= DATA ENTRIES =
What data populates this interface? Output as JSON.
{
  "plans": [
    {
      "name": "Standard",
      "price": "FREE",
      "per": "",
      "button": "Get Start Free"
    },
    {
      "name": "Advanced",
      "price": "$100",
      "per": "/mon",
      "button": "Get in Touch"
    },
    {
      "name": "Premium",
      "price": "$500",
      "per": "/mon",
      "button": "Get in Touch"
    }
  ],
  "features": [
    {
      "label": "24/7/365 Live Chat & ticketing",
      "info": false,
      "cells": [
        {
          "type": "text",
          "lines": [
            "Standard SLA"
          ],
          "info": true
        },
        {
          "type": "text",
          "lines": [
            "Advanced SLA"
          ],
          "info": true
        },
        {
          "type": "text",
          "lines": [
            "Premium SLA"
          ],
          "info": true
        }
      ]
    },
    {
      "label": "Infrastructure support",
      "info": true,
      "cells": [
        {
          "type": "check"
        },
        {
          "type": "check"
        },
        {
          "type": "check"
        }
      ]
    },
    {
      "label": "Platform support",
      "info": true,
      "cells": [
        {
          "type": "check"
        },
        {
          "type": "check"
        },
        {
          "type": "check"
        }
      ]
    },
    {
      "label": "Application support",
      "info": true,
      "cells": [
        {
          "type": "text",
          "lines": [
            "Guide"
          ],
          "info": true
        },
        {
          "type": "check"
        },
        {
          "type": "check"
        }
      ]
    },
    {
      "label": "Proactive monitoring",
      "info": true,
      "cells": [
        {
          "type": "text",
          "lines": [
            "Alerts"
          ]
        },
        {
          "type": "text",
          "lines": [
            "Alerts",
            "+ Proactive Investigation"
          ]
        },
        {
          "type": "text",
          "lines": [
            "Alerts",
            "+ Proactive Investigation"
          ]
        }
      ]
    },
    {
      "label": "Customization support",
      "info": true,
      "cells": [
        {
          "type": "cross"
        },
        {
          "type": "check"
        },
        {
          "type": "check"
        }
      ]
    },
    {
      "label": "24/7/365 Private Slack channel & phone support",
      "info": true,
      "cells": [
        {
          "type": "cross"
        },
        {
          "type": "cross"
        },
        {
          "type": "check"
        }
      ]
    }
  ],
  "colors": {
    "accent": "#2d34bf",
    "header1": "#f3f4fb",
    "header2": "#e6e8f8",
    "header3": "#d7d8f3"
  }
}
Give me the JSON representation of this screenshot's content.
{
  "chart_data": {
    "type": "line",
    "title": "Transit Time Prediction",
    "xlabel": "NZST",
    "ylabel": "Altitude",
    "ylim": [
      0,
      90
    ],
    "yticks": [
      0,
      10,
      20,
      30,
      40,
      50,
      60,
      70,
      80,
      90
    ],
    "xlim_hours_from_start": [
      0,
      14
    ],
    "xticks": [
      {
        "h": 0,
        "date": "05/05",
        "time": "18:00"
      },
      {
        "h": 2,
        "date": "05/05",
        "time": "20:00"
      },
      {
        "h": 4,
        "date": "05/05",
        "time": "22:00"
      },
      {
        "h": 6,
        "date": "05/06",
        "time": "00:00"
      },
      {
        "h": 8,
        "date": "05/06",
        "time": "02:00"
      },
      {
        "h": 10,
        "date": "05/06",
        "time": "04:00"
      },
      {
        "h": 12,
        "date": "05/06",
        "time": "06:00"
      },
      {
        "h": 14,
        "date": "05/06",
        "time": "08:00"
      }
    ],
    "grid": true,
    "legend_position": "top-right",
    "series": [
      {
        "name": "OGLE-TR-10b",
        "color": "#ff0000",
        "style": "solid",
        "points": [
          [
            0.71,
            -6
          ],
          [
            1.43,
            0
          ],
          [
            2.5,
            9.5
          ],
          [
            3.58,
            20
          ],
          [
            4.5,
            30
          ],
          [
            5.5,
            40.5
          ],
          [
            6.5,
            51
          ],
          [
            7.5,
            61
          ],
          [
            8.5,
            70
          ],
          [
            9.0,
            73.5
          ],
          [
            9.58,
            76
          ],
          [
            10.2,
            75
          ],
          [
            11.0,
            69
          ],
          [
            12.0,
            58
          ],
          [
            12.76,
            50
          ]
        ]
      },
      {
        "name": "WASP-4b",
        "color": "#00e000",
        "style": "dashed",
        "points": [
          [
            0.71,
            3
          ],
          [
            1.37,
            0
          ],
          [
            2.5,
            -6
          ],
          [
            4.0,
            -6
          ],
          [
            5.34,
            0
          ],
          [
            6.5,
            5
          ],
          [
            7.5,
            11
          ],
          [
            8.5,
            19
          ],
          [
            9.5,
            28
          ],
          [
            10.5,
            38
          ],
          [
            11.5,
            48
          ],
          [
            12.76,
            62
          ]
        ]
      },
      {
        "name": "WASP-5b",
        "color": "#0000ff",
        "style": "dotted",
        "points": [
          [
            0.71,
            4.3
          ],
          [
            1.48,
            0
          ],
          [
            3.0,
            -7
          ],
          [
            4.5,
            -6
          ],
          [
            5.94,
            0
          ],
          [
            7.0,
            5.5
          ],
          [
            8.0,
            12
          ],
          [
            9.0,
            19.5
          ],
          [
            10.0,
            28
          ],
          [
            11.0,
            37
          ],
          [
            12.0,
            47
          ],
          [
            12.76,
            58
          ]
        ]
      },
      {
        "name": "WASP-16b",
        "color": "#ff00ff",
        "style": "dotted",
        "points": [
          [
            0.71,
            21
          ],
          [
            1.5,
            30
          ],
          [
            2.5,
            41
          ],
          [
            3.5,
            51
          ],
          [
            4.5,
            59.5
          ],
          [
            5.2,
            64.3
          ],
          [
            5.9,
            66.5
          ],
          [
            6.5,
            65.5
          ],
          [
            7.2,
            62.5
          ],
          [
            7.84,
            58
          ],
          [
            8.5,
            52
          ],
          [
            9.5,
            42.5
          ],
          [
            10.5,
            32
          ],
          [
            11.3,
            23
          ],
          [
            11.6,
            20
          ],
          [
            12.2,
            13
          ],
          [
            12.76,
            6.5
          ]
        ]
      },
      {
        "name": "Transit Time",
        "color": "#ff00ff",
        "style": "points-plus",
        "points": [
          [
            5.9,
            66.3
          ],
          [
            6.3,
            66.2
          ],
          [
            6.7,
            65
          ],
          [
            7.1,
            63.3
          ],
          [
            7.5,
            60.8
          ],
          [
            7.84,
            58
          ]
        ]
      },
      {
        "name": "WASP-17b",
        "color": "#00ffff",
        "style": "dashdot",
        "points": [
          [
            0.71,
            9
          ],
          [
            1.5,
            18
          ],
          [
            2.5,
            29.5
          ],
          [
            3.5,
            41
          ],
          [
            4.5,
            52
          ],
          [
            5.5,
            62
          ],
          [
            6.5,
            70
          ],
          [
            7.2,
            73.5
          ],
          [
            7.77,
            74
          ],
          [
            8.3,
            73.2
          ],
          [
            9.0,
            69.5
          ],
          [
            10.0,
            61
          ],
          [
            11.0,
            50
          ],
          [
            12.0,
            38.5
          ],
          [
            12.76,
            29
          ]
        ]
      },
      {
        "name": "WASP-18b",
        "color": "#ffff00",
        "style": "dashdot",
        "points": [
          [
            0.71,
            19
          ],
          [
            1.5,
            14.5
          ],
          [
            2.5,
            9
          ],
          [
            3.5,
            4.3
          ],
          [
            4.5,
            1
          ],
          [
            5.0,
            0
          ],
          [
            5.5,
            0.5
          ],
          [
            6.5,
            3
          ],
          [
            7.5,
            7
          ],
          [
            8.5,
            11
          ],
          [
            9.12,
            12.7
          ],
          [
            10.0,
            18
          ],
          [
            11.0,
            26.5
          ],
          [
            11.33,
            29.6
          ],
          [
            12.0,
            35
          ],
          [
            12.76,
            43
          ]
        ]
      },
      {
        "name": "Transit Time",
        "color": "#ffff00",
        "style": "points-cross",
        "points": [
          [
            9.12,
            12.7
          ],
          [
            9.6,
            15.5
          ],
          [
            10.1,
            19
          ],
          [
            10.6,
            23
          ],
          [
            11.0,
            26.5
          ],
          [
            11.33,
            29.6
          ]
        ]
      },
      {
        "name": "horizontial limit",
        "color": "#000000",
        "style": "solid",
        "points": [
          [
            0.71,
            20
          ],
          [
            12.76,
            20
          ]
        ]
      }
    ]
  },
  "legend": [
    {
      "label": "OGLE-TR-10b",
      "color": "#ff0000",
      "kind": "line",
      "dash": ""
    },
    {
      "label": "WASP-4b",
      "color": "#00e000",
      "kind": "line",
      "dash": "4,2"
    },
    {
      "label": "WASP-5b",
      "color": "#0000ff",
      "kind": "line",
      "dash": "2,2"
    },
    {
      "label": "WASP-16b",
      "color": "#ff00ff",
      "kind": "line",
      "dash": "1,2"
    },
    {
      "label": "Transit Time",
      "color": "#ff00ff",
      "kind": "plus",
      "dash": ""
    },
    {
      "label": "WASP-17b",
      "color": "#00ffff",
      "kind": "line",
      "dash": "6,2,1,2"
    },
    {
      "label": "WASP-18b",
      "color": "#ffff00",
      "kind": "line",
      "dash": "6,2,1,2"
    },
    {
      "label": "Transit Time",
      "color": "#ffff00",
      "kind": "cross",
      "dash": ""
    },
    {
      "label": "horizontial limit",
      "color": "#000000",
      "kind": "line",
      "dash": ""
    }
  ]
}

= INSTRUCTIONS FOR THE TASK =
Which lines contain the word "WASP"? Copy each of them.

= SOLVED PROBLEM =
        "name": "WASP-4b",
        "name": "WASP-5b",
        "name": "WASP-16b",
        "name": "WASP-17b",
        "name": "WASP-18b",
      "label": "WASP-4b",
      "label": "WASP-5b",
      "label": "WASP-16b",
      "label": "WASP-17b",
      "label": "WASP-18b",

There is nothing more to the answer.